Each entry below should be written out exactly as it is, with no pictures.

* Records from a data collection
"""

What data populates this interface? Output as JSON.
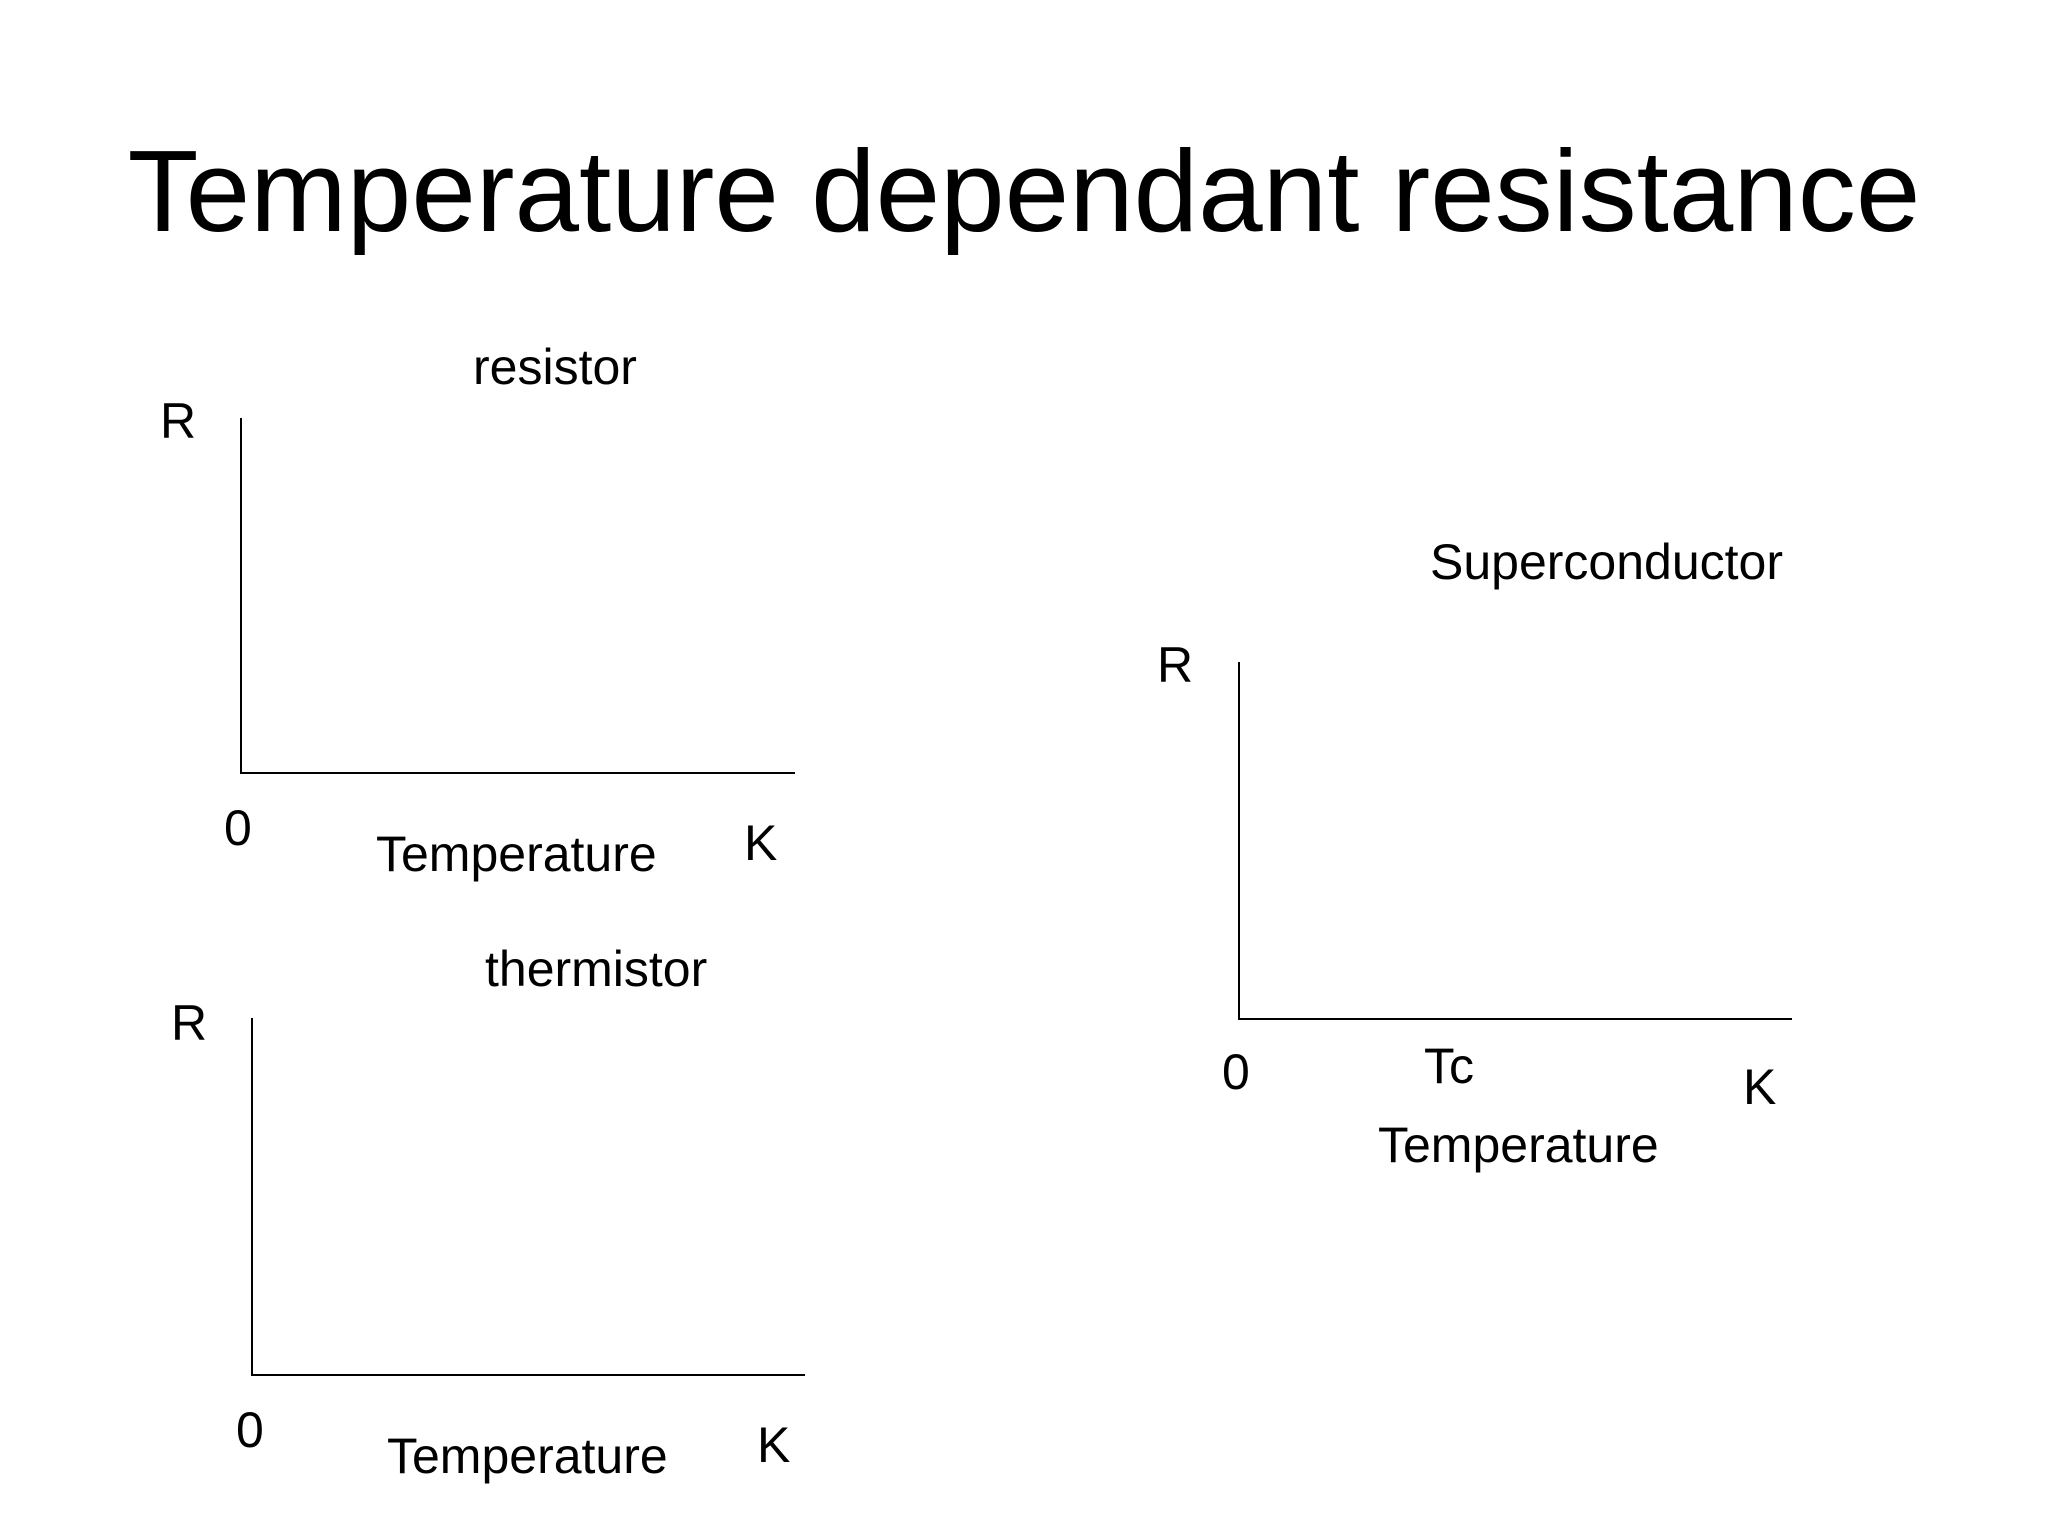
{
  "slide": {
    "title": "Temperature dependant resistance"
  },
  "graphs": {
    "resistor": {
      "title": "resistor",
      "y_label": "R",
      "origin_label": "0",
      "x_label": "Temperature",
      "x_unit": "K"
    },
    "thermistor": {
      "title": "thermistor",
      "y_label": "R",
      "origin_label": "0",
      "x_label": "Temperature",
      "x_unit": "K"
    },
    "superconductor": {
      "title": "Superconductor",
      "y_label": "R",
      "origin_label": "0",
      "critical_temp_label": "Tc",
      "x_label": "Temperature",
      "x_unit": "K"
    }
  },
  "colors": {
    "background": "#ffffff",
    "ink": "#000000"
  }
}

"""

* Answer for this exercise
What data populates this interface? Output as JSON.
{
  "slide": {
    "title": "Temperature dependant resistance"
  },
  "graphs": {
    "resistor": {
      "title": "resistor",
      "y_label": "R",
      "origin_label": "0",
      "x_label": "Temperature",
      "x_unit": "K"
    },
    "thermistor": {
      "title": "thermistor",
      "y_label": "R",
      "origin_label": "0",
      "x_label": "Temperature",
      "x_unit": "K"
    },
    "superconductor": {
      "title": "Superconductor",
      "y_label": "R",
      "origin_label": "0",
      "critical_temp_label": "Tc",
      "x_label": "Temperature",
      "x_unit": "K"
    }
  },
  "colors": {
    "background": "#ffffff",
    "ink": "#000000"
  }
}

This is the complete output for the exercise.